REQUIREMENT: Find each line with "text" and copy it.

[START MATERIAL PROVIDED]

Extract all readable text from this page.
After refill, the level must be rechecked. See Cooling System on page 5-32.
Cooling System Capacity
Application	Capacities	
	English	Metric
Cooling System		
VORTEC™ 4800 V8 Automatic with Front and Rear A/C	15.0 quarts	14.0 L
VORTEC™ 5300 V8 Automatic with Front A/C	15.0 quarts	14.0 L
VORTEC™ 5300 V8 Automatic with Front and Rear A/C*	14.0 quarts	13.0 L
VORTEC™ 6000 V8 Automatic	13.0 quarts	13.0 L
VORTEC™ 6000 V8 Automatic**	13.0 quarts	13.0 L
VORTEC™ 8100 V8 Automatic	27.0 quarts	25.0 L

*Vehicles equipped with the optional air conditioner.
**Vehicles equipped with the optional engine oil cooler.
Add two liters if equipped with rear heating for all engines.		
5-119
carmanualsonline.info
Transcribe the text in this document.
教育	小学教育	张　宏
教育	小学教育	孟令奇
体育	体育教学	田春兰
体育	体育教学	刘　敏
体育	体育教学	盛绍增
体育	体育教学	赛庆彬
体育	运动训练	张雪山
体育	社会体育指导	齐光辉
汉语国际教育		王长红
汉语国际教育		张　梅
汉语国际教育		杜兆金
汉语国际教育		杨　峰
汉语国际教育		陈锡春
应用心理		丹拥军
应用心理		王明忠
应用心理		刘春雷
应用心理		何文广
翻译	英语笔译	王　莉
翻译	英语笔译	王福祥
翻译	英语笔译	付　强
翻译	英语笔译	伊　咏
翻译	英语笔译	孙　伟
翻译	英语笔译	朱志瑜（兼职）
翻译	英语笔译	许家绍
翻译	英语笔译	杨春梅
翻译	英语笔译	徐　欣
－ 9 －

[END MATERIAL PROVIDED]

CORRECT RESULT:
Extract all readable text from this page.
Transcribe the text in this document.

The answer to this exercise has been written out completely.